[Dataset entries on figures]
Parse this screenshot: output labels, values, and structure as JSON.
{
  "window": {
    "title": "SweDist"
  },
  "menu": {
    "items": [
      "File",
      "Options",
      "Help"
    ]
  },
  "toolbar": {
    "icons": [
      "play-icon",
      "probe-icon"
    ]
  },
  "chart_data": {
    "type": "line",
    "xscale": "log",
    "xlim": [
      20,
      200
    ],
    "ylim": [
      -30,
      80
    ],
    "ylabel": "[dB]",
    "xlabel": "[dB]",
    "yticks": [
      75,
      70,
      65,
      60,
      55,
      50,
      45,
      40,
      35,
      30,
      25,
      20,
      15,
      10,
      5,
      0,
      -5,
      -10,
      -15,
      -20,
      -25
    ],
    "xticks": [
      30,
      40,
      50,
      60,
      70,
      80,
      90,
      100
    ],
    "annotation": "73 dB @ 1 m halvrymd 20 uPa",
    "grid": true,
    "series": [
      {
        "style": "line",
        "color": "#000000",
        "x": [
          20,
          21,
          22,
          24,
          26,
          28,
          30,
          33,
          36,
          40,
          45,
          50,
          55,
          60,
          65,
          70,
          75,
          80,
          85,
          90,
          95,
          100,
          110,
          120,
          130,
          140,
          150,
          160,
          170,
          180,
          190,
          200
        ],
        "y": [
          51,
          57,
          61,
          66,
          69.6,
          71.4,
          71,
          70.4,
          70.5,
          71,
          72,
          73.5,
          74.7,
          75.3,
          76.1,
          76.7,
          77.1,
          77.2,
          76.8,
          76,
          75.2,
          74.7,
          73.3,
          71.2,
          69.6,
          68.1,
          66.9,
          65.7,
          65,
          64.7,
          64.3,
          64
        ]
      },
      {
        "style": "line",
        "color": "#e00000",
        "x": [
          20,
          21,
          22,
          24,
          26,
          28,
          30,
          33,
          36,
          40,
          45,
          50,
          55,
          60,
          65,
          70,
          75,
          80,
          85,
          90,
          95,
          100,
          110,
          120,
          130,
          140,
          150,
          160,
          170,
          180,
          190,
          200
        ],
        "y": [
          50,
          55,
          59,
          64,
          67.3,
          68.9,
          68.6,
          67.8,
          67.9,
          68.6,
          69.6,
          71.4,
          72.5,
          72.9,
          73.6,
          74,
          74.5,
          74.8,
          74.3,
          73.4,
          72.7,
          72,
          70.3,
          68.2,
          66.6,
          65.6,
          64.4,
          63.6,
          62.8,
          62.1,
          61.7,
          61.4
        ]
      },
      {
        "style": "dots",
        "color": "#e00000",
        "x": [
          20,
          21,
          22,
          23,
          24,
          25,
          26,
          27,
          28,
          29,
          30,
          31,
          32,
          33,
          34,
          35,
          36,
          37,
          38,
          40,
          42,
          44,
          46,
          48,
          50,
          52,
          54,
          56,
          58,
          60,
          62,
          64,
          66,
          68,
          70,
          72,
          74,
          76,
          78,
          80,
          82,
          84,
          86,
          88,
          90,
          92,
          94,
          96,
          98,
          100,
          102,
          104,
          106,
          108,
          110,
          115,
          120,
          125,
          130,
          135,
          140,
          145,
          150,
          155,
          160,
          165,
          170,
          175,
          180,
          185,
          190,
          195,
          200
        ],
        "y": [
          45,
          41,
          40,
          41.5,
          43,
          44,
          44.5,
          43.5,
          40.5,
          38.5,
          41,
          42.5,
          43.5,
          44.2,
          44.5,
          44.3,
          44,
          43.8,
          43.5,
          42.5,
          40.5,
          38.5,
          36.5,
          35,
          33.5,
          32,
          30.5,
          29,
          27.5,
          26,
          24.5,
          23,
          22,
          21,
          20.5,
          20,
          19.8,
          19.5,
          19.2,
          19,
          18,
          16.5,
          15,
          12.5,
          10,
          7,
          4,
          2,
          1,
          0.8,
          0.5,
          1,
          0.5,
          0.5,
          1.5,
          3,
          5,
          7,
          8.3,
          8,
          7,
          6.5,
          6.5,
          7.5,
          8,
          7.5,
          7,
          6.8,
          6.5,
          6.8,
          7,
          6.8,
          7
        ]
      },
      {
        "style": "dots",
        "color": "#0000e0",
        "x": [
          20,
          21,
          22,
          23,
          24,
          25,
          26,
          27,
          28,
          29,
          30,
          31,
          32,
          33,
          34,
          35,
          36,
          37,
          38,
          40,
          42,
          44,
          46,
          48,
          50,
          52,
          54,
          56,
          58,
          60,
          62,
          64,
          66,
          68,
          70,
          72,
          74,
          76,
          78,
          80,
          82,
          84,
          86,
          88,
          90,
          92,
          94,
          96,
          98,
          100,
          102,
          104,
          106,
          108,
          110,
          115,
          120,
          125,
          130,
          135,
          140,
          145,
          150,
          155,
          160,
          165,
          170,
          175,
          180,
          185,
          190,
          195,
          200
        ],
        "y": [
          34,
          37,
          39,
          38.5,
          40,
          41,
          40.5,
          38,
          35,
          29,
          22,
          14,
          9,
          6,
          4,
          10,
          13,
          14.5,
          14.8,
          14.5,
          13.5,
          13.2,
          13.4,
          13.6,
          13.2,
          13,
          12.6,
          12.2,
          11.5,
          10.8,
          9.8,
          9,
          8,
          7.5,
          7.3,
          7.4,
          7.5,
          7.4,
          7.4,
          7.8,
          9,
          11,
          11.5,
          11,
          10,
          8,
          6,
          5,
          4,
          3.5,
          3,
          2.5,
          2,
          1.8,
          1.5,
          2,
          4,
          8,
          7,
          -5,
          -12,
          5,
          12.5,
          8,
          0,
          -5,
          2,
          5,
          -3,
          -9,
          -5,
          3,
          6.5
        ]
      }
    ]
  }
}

◆ Instructions to follow ◆
Extract the full listing above without altering anything.

◆ Result of this task ◆
Parse this screenshot: output labels, values, and structure as JSON.
{
  "window": {
    "title": "SweDist"
  },
  "menu": {
    "items": [
      "File",
      "Options",
      "Help"
    ]
  },
  "toolbar": {
    "icons": [
      "play-icon",
      "probe-icon"
    ]
  },
  "chart_data": {
    "type": "line",
    "xscale": "log",
    "xlim": [
      20,
      200
    ],
    "ylim": [
      -30,
      80
    ],
    "ylabel": "[dB]",
    "xlabel": "[dB]",
    "yticks": [
      75,
      70,
      65,
      60,
      55,
      50,
      45,
      40,
      35,
      30,
      25,
      20,
      15,
      10,
      5,
      0,
      -5,
      -10,
      -15,
      -20,
      -25
    ],
    "xticks": [
      30,
      40,
      50,
      60,
      70,
      80,
      90,
      100
    ],
    "annotation": "73 dB @ 1 m halvrymd 20 uPa",
    "grid": true,
    "series": [
      {
        "style": "line",
        "color": "#000000",
        "x": [
          20,
          21,
          22,
          24,
          26,
          28,
          30,
          33,
          36,
          40,
          45,
          50,
          55,
          60,
          65,
          70,
          75,
          80,
          85,
          90,
          95,
          100,
          110,
          120,
          130,
          140,
          150,
          160,
          170,
          180,
          190,
          200
        ],
        "y": [
          51,
          57,
          61,
          66,
          69.6,
          71.4,
          71,
          70.4,
          70.5,
          71,
          72,
          73.5,
          74.7,
          75.3,
          76.1,
          76.7,
          77.1,
          77.2,
          76.8,
          76,
          75.2,
          74.7,
          73.3,
          71.2,
          69.6,
          68.1,
          66.9,
          65.7,
          65,
          64.7,
          64.3,
          64
        ]
      },
      {
        "style": "line",
        "color": "#e00000",
        "x": [
          20,
          21,
          22,
          24,
          26,
          28,
          30,
          33,
          36,
          40,
          45,
          50,
          55,
          60,
          65,
          70,
          75,
          80,
          85,
          90,
          95,
          100,
          110,
          120,
          130,
          140,
          150,
          160,
          170,
          180,
          190,
          200
        ],
        "y": [
          50,
          55,
          59,
          64,
          67.3,
          68.9,
          68.6,
          67.8,
          67.9,
          68.6,
          69.6,
          71.4,
          72.5,
          72.9,
          73.6,
          74,
          74.5,
          74.8,
          74.3,
          73.4,
          72.7,
          72,
          70.3,
          68.2,
          66.6,
          65.6,
          64.4,
          63.6,
          62.8,
          62.1,
          61.7,
          61.4
        ]
      },
      {
        "style": "dots",
        "color": "#e00000",
        "x": [
          20,
          21,
          22,
          23,
          24,
          25,
          26,
          27,
          28,
          29,
          30,
          31,
          32,
          33,
          34,
          35,
          36,
          37,
          38,
          40,
          42,
          44,
          46,
          48,
          50,
          52,
          54,
          56,
          58,
          60,
          62,
          64,
          66,
          68,
          70,
          72,
          74,
          76,
          78,
          80,
          82,
          84,
          86,
          88,
          90,
          92,
          94,
          96,
          98,
          100,
          102,
          104,
          106,
          108,
          110,
          115,
          120,
          125,
          130,
          135,
          140,
          145,
          150,
          155,
          160,
          165,
          170,
          175,
          180,
          185,
          190,
          195,
          200
        ],
        "y": [
          45,
          41,
          40,
          41.5,
          43,
          44,
          44.5,
          43.5,
          40.5,
          38.5,
          41,
          42.5,
          43.5,
          44.2,
          44.5,
          44.3,
          44,
          43.8,
          43.5,
          42.5,
          40.5,
          38.5,
          36.5,
          35,
          33.5,
          32,
          30.5,
          29,
          27.5,
          26,
          24.5,
          23,
          22,
          21,
          20.5,
          20,
          19.8,
          19.5,
          19.2,
          19,
          18,
          16.5,
          15,
          12.5,
          10,
          7,
          4,
          2,
          1,
          0.8,
          0.5,
          1,
          0.5,
          0.5,
          1.5,
          3,
          5,
          7,
          8.3,
          8,
          7,
          6.5,
          6.5,
          7.5,
          8,
          7.5,
          7,
          6.8,
          6.5,
          6.8,
          7,
          6.8,
          7
        ]
      },
      {
        "style": "dots",
        "color": "#0000e0",
        "x": [
          20,
          21,
          22,
          23,
          24,
          25,
          26,
          27,
          28,
          29,
          30,
          31,
          32,
          33,
          34,
          35,
          36,
          37,
          38,
          40,
          42,
          44,
          46,
          48,
          50,
          52,
          54,
          56,
          58,
          60,
          62,
          64,
          66,
          68,
          70,
          72,
          74,
          76,
          78,
          80,
          82,
          84,
          86,
          88,
          90,
          92,
          94,
          96,
          98,
          100,
          102,
          104,
          106,
          108,
          110,
          115,
          120,
          125,
          130,
          135,
          140,
          145,
          150,
          155,
          160,
          165,
          170,
          175,
          180,
          185,
          190,
          195,
          200
        ],
        "y": [
          34,
          37,
          39,
          38.5,
          40,
          41,
          40.5,
          38,
          35,
          29,
          22,
          14,
          9,
          6,
          4,
          10,
          13,
          14.5,
          14.8,
          14.5,
          13.5,
          13.2,
          13.4,
          13.6,
          13.2,
          13,
          12.6,
          12.2,
          11.5,
          10.8,
          9.8,
          9,
          8,
          7.5,
          7.3,
          7.4,
          7.5,
          7.4,
          7.4,
          7.8,
          9,
          11,
          11.5,
          11,
          10,
          8,
          6,
          5,
          4,
          3.5,
          3,
          2.5,
          2,
          1.8,
          1.5,
          2,
          4,
          8,
          7,
          -5,
          -12,
          5,
          12.5,
          8,
          0,
          -5,
          2,
          5,
          -3,
          -9,
          -5,
          3,
          6.5
        ]
      }
    ]
  }
}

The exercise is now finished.